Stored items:
# # # # #

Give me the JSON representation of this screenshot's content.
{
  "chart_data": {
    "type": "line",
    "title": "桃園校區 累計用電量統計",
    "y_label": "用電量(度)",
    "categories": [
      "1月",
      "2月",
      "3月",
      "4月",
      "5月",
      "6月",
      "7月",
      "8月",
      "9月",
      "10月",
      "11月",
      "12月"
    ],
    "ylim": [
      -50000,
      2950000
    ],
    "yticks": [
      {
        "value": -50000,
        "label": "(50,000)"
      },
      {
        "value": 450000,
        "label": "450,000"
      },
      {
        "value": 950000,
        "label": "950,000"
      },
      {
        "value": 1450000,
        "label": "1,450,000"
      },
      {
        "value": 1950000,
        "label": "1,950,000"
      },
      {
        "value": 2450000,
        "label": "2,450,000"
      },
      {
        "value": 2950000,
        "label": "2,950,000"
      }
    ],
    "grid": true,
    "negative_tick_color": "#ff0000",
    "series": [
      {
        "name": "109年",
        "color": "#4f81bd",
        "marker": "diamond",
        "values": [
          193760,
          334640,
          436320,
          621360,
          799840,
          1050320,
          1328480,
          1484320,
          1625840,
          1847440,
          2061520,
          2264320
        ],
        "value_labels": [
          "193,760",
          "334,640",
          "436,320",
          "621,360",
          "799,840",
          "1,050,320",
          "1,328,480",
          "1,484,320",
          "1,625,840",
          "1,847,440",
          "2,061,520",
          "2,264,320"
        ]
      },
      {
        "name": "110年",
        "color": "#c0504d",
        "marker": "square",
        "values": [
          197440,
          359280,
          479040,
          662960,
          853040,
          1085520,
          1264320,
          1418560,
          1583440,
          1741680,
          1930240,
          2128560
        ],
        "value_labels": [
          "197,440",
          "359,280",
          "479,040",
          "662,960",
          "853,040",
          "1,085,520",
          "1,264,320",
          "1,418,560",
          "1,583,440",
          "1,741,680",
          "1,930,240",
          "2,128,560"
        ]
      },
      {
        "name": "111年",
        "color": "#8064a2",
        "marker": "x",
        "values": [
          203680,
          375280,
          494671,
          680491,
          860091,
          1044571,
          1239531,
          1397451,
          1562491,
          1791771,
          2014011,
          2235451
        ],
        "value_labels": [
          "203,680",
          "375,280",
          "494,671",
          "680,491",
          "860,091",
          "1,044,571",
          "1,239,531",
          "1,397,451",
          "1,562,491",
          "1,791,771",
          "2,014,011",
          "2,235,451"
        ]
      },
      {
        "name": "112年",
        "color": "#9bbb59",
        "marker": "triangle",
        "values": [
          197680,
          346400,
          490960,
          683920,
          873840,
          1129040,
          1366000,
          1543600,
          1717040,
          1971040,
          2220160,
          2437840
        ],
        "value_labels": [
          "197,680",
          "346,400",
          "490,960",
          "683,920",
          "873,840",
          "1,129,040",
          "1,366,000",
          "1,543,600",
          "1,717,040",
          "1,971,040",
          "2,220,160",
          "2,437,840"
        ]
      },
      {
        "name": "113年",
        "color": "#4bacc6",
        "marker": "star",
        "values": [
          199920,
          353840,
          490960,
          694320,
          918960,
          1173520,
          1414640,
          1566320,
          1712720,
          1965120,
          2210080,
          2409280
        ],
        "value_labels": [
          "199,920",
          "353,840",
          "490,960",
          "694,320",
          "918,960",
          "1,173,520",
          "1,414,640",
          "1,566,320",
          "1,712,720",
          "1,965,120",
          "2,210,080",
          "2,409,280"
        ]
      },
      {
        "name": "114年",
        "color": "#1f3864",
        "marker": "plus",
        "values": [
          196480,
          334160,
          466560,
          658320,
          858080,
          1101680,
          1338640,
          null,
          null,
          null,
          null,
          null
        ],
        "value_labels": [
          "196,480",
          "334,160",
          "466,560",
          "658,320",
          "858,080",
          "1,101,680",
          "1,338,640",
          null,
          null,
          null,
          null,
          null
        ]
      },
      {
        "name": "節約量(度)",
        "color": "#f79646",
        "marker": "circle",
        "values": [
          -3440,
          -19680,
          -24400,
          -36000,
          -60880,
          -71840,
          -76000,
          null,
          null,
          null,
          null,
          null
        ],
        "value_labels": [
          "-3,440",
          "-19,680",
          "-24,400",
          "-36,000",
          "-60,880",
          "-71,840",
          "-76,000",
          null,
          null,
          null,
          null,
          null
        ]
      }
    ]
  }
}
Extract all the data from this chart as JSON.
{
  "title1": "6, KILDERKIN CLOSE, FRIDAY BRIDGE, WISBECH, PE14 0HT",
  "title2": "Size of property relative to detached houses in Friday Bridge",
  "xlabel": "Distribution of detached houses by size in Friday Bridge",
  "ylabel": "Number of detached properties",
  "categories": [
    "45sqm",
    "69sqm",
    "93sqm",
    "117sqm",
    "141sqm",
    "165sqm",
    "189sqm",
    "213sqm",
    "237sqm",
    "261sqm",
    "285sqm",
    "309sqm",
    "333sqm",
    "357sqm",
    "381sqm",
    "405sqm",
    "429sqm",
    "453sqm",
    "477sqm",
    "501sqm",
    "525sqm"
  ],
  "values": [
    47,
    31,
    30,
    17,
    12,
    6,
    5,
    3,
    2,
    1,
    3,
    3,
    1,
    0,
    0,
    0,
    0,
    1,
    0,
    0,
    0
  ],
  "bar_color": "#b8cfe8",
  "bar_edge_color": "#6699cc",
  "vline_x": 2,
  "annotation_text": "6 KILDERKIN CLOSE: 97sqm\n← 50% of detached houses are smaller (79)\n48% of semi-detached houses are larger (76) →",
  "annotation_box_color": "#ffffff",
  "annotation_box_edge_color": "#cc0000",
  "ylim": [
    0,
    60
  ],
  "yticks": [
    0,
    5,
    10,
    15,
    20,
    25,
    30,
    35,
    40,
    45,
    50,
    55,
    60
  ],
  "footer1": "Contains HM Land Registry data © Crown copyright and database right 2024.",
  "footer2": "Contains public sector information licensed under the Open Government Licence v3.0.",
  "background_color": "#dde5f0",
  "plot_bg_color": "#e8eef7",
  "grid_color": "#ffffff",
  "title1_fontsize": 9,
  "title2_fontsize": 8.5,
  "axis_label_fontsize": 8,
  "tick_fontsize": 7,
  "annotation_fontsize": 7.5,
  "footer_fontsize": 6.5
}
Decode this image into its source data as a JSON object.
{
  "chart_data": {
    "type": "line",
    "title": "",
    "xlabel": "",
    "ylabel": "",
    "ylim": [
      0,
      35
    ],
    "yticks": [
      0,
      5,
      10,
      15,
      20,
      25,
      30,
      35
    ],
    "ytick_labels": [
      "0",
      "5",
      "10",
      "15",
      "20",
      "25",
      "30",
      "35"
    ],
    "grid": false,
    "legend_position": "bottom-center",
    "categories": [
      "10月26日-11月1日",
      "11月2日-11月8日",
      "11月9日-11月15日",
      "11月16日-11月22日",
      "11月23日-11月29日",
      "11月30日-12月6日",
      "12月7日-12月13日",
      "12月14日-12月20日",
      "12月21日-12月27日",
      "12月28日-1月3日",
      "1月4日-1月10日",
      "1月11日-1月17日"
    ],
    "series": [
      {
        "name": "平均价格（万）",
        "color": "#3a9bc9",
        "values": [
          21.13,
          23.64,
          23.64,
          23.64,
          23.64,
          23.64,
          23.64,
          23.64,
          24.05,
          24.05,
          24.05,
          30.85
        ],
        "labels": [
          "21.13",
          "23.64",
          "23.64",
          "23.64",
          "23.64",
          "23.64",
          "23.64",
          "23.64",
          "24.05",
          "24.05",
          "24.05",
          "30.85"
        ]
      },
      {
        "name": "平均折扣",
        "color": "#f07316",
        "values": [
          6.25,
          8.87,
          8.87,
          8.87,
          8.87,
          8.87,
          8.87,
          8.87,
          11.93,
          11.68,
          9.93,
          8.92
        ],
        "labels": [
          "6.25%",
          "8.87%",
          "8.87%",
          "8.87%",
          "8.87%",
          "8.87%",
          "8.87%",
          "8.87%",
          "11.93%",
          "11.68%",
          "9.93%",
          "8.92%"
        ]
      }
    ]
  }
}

# # # # #

Instruction: Identify each line holding the string "CLOSE", and copy it out.

Answer:
  "title1": "6, KILDERKIN CLOSE, FRIDAY BRIDGE, WISBECH, PE14 0HT",
  "annotation_text": "6 KILDERKIN CLOSE: 97sqm\n← 50% of detached houses are smaller (79)\n48% of semi-detached houses are larger (76) →",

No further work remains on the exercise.